**AIM OF THE EXERCISE**
Among the entries that follow, tally the lines with the string "Renforcement". Give no more than the number.

**Dataset records of document pages**
- Opening Delimiter -
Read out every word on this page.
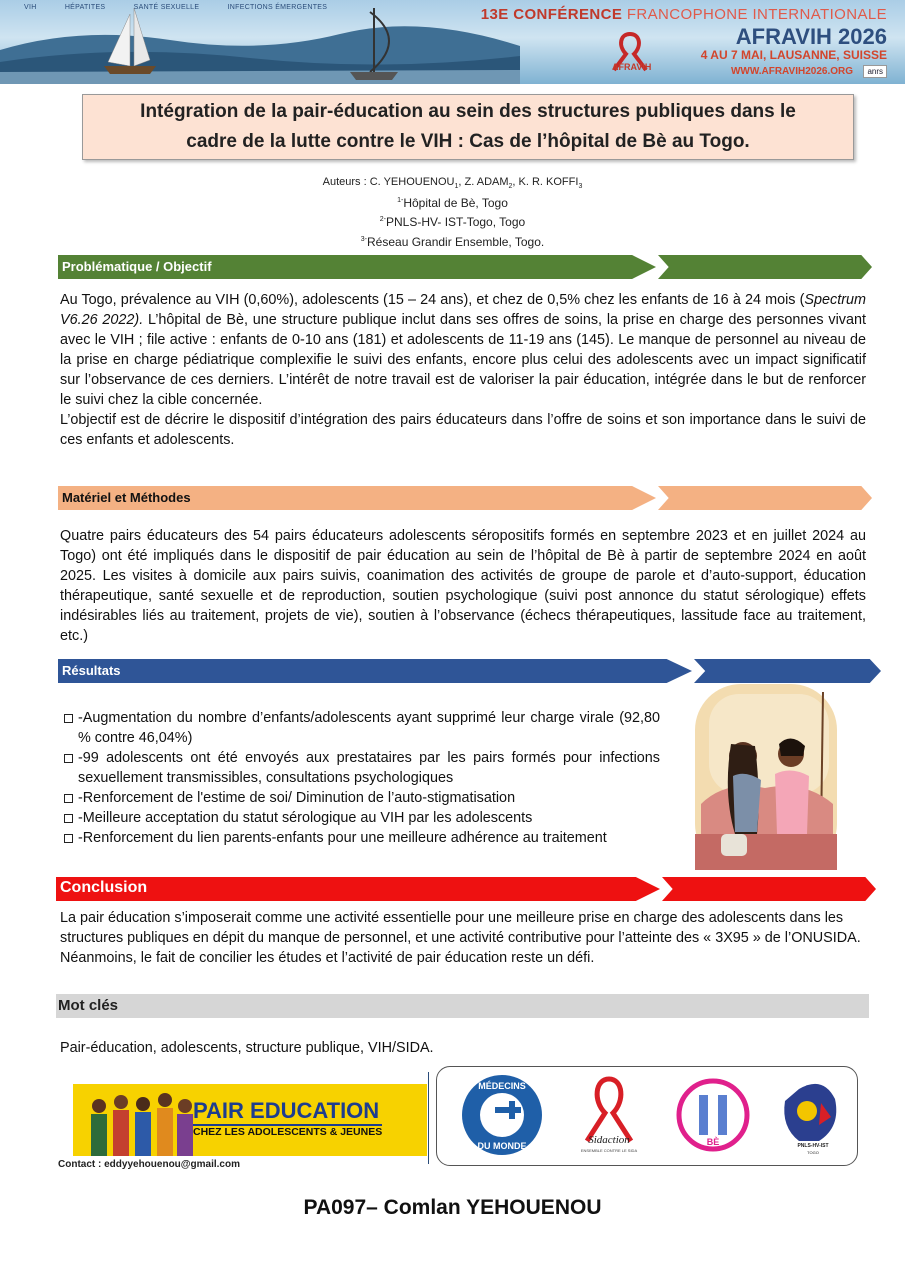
VIH	HÉPATITES	SANTÉ SEXUELLE	INFECTIONS ÉMERGENTES
AFRAVIH
13E CONFÉRENCE FRANCOPHONE INTERNATIONALE
AFRAVIH 2026
4 AU 7 MAI, LAUSANNE, SUISSE
WWW.AFRAVIH2026.ORG	anrs
Intégration de la pair-éducation au sein des structures publiques dans le
cadre de la lutte contre le VIH : Cas de l’hôpital de Bè au Togo.
Auteurs : C. $YEHOUENOU_1$, Z. $ADAM_2$, K. R. $KOFFI_3$
$^{1-}$Hôpital de Bè, Togo
$^{2-}$PNLS-HV- IST-Togo, Togo
$^{3-}$Réseau Grandir Ensemble, Togo.
Problématique / Objectif

Au Togo, prévalence au VIH (0,60%), adolescents (15 – 24 ans), et chez de 0,5% chez les enfants de 16 à 24 mois (Spectrum V6.26 2022). L’hôpital de Bè, une structure publique inclut dans ses offres de soins, la prise en charge des personnes vivant avec le VIH ; file active : enfants de 0-10 ans (181) et adolescents de 11-19 ans (145). Le manque de personnel au niveau de la prise en charge pédiatrique complexifie le suivi des enfants, encore plus celui des adolescents avec un impact significatif sur l’observance de ces derniers. L’intérêt de notre travail est de valoriser la pair éducation, intégrée dans le but de renforcer le suivi chez la cible concernée.

L’objectif est de décrire le dispositif d’intégration des pairs éducateurs dans l’offre de soins et son importance dans le suivi de ces enfants et adolescents.

Matériel et Méthodes

Quatre pairs éducateurs des 54 pairs éducateurs adolescents séropositifs formés en septembre 2023 et en juillet 2024 au Togo) ont été impliqués dans le dispositif de pair éducation au sein de l’hôpital de Bè à partir de septembre 2024 en août 2025. Les visites à domicile aux pairs suivis, coanimation des activités de groupe de parole et d’auto-support, éducation thérapeutique, santé sexuelle et de reproduction, soutien psychologique (suivi post annonce du statut sérologique) effets indésirables liés au traitement, projets de vie), soutien à l’observance (échecs thérapeutiques, lassitude face au traitement, etc.)

Résultats
-Augmentation du nombre d’enfants/adolescents ayant supprimé leur charge virale (92,80 % contre 46,04%)
-99 adolescents ont été envoyés aux prestataires par les pairs formés pour infections sexuellement transmissibles, consultations psychologiques
-Renforcement de l'estime de soi/ Diminution de l’auto-stigmatisation
-Meilleure acceptation du statut sérologique au VIH par les adolescents
-Renforcement du lien parents-enfants pour une meilleure adhérence au traitement
Conclusion

La pair éducation s’imposerait comme une activité essentielle pour une meilleure prise en charge des adolescents dans les structures publiques en dépit du manque de personnel, et une activité contributive pour l’atteinte des « 3X95 » de l’ONUSIDA.

Néanmoins, le fait de concilier les études et l’activité de pair éducation reste un défi.

Mot clés
Pair-éducation, adolescents, structure publique, VIH/SIDA.
PAIR EDUCATION
CHEZ LES ADOLESCENTS & JEUNES
MÉDECINS
DU MONDE	Sidaction
ENSEMBLE CONTRE LE SIDA
BÈ	PNLS-HV-IST
TOGO
Contact : eddyyehouenou@gmail.com
PA097– Comlan YEHOUENOU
- Closing Delimiter -
**RESPONSE BOX**
2